[begin Provided records]
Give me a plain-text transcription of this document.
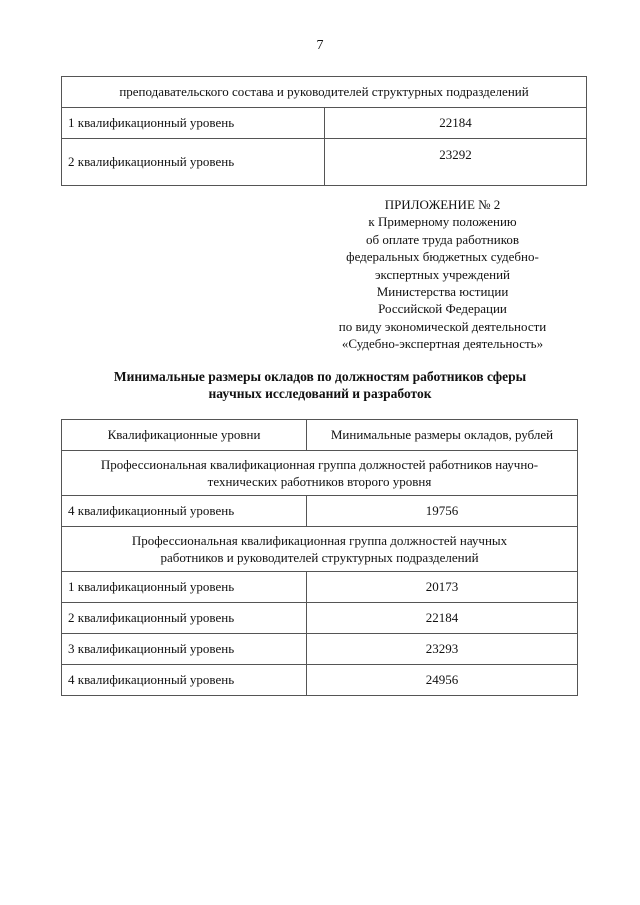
7
преподавательского состава и руководителей структурных подразделений	
1 квалификационный уровень	22184
2 квалификационный уровень	23292
ПРИЛОЖЕНИЕ № 2
к Примерному положению
об оплате труда работников
федеральных бюджетных судебно-
экспертных учреждений
Министерства юстиции
Российской Федерации
по виду экономической деятельности
«Судебно-экспертная деятельность»
Минимальные размеры окладов по должностям работников сферы
научных исследований и разработок
Квалификационные уровни	Минимальные размеры окладов, рублей

Профессиональная квалификационная группа должностей работников научно-
технических работников второго уровня	

4 квалификационный уровень	19756

Профессиональная квалификационная группа должностей научных
работников и руководителей структурных подразделений	

1 квалификационный уровень	20173
2 квалификационный уровень	22184
3 квалификационный уровень	23293
4 квалификационный уровень	24956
[end Provided records]
What needs to be done:
Write out each line of the data exactly; the images should be left out.

Written answer:
Give me a plain-text transcription of this document.
7
преподавательского состава и руководителей структурных подразделений	
1 квалификационный уровень	22184
2 квалификационный уровень	23292
ПРИЛОЖЕНИЕ № 2
к Примерному положению
об оплате труда работников
федеральных бюджетных судебно-
экспертных учреждений
Министерства юстиции
Российской Федерации
по виду экономической деятельности
«Судебно-экспертная деятельность»
Минимальные размеры окладов по должностям работников сферы
научных исследований и разработок
Квалификационные уровни	Минимальные размеры окладов, рублей

Профессиональная квалификационная группа должностей работников научно-
технических работников второго уровня	

4 квалификационный уровень	19756

Профессиональная квалификационная группа должностей научных
работников и руководителей структурных подразделений	

1 квалификационный уровень	20173
2 квалификационный уровень	22184
3 квалификационный уровень	23293
4 квалификационный уровень	24956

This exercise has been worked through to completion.